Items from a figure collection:
_ _ _ _

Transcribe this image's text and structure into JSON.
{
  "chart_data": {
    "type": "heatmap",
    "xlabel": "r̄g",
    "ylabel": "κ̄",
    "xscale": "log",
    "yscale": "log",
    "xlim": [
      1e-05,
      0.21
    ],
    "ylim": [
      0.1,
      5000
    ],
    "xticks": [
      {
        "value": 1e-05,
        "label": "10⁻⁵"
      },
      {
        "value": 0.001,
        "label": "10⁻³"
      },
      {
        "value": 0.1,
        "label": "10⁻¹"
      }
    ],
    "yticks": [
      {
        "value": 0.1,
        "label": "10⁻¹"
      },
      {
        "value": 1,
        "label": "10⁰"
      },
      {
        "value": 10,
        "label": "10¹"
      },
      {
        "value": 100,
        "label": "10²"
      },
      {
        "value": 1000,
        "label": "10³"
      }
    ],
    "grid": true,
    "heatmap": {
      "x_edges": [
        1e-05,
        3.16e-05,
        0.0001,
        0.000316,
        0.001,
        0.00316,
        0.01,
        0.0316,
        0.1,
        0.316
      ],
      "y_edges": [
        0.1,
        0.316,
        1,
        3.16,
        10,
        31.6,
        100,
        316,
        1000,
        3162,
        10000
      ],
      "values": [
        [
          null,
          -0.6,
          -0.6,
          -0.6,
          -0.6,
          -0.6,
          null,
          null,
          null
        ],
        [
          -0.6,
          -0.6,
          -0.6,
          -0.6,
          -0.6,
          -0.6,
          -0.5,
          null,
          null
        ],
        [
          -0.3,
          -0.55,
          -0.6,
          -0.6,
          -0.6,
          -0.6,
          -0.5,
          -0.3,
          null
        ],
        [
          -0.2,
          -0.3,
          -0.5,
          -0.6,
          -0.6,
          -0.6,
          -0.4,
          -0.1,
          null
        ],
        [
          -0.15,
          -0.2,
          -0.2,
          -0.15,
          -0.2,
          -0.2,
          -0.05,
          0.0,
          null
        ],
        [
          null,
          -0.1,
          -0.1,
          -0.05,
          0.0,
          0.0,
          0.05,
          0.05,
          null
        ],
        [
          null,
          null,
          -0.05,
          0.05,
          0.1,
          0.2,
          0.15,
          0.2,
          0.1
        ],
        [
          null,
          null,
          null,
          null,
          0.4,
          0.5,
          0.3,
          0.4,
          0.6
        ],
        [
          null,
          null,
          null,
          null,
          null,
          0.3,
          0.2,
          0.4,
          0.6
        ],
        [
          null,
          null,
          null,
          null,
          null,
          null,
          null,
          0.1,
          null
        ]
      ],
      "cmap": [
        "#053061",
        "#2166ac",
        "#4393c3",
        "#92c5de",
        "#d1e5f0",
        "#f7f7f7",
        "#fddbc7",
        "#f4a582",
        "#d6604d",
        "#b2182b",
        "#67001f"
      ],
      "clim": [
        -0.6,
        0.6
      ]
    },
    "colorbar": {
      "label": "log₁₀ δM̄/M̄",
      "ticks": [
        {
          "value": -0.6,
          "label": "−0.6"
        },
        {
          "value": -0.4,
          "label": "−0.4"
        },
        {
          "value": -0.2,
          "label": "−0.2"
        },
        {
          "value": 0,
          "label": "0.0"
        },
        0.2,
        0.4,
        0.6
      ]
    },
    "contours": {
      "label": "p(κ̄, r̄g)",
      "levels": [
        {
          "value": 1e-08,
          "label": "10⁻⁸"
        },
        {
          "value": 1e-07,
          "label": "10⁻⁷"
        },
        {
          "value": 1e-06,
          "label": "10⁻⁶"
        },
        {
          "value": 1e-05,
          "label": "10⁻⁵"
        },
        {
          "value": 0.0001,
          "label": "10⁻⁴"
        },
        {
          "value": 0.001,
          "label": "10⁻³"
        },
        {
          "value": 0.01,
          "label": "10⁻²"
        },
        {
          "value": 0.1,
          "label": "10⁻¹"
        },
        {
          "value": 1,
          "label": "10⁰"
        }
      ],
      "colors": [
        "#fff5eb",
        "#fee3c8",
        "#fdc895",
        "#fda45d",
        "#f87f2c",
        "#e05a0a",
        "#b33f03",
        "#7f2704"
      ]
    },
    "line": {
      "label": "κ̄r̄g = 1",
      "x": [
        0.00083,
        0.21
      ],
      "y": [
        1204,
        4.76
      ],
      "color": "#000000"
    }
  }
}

_ _ _ _

Given problem:
Copy out the whole listing exactly; please set it all down.

Full response:
Transcribe this image's text and structure into JSON.
{
  "chart_data": {
    "type": "heatmap",
    "xlabel": "r̄g",
    "ylabel": "κ̄",
    "xscale": "log",
    "yscale": "log",
    "xlim": [
      1e-05,
      0.21
    ],
    "ylim": [
      0.1,
      5000
    ],
    "xticks": [
      {
        "value": 1e-05,
        "label": "10⁻⁵"
      },
      {
        "value": 0.001,
        "label": "10⁻³"
      },
      {
        "value": 0.1,
        "label": "10⁻¹"
      }
    ],
    "yticks": [
      {
        "value": 0.1,
        "label": "10⁻¹"
      },
      {
        "value": 1,
        "label": "10⁰"
      },
      {
        "value": 10,
        "label": "10¹"
      },
      {
        "value": 100,
        "label": "10²"
      },
      {
        "value": 1000,
        "label": "10³"
      }
    ],
    "grid": true,
    "heatmap": {
      "x_edges": [
        1e-05,
        3.16e-05,
        0.0001,
        0.000316,
        0.001,
        0.00316,
        0.01,
        0.0316,
        0.1,
        0.316
      ],
      "y_edges": [
        0.1,
        0.316,
        1,
        3.16,
        10,
        31.6,
        100,
        316,
        1000,
        3162,
        10000
      ],
      "values": [
        [
          null,
          -0.6,
          -0.6,
          -0.6,
          -0.6,
          -0.6,
          null,
          null,
          null
        ],
        [
          -0.6,
          -0.6,
          -0.6,
          -0.6,
          -0.6,
          -0.6,
          -0.5,
          null,
          null
        ],
        [
          -0.3,
          -0.55,
          -0.6,
          -0.6,
          -0.6,
          -0.6,
          -0.5,
          -0.3,
          null
        ],
        [
          -0.2,
          -0.3,
          -0.5,
          -0.6,
          -0.6,
          -0.6,
          -0.4,
          -0.1,
          null
        ],
        [
          -0.15,
          -0.2,
          -0.2,
          -0.15,
          -0.2,
          -0.2,
          -0.05,
          0.0,
          null
        ],
        [
          null,
          -0.1,
          -0.1,
          -0.05,
          0.0,
          0.0,
          0.05,
          0.05,
          null
        ],
        [
          null,
          null,
          -0.05,
          0.05,
          0.1,
          0.2,
          0.15,
          0.2,
          0.1
        ],
        [
          null,
          null,
          null,
          null,
          0.4,
          0.5,
          0.3,
          0.4,
          0.6
        ],
        [
          null,
          null,
          null,
          null,
          null,
          0.3,
          0.2,
          0.4,
          0.6
        ],
        [
          null,
          null,
          null,
          null,
          null,
          null,
          null,
          0.1,
          null
        ]
      ],
      "cmap": [
        "#053061",
        "#2166ac",
        "#4393c3",
        "#92c5de",
        "#d1e5f0",
        "#f7f7f7",
        "#fddbc7",
        "#f4a582",
        "#d6604d",
        "#b2182b",
        "#67001f"
      ],
      "clim": [
        -0.6,
        0.6
      ]
    },
    "colorbar": {
      "label": "log₁₀ δM̄/M̄",
      "ticks": [
        {
          "value": -0.6,
          "label": "−0.6"
        },
        {
          "value": -0.4,
          "label": "−0.4"
        },
        {
          "value": -0.2,
          "label": "−0.2"
        },
        {
          "value": 0,
          "label": "0.0"
        },
        0.2,
        0.4,
        0.6
      ]
    },
    "contours": {
      "label": "p(κ̄, r̄g)",
      "levels": [
        {
          "value": 1e-08,
          "label": "10⁻⁸"
        },
        {
          "value": 1e-07,
          "label": "10⁻⁷"
        },
        {
          "value": 1e-06,
          "label": "10⁻⁶"
        },
        {
          "value": 1e-05,
          "label": "10⁻⁵"
        },
        {
          "value": 0.0001,
          "label": "10⁻⁴"
        },
        {
          "value": 0.001,
          "label": "10⁻³"
        },
        {
          "value": 0.01,
          "label": "10⁻²"
        },
        {
          "value": 0.1,
          "label": "10⁻¹"
        },
        {
          "value": 1,
          "label": "10⁰"
        }
      ],
      "colors": [
        "#fff5eb",
        "#fee3c8",
        "#fdc895",
        "#fda45d",
        "#f87f2c",
        "#e05a0a",
        "#b33f03",
        "#7f2704"
      ]
    },
    "line": {
      "label": "κ̄r̄g = 1",
      "x": [
        0.00083,
        0.21
      ],
      "y": [
        1204,
        4.76
      ],
      "color": "#000000"
    }
  }
}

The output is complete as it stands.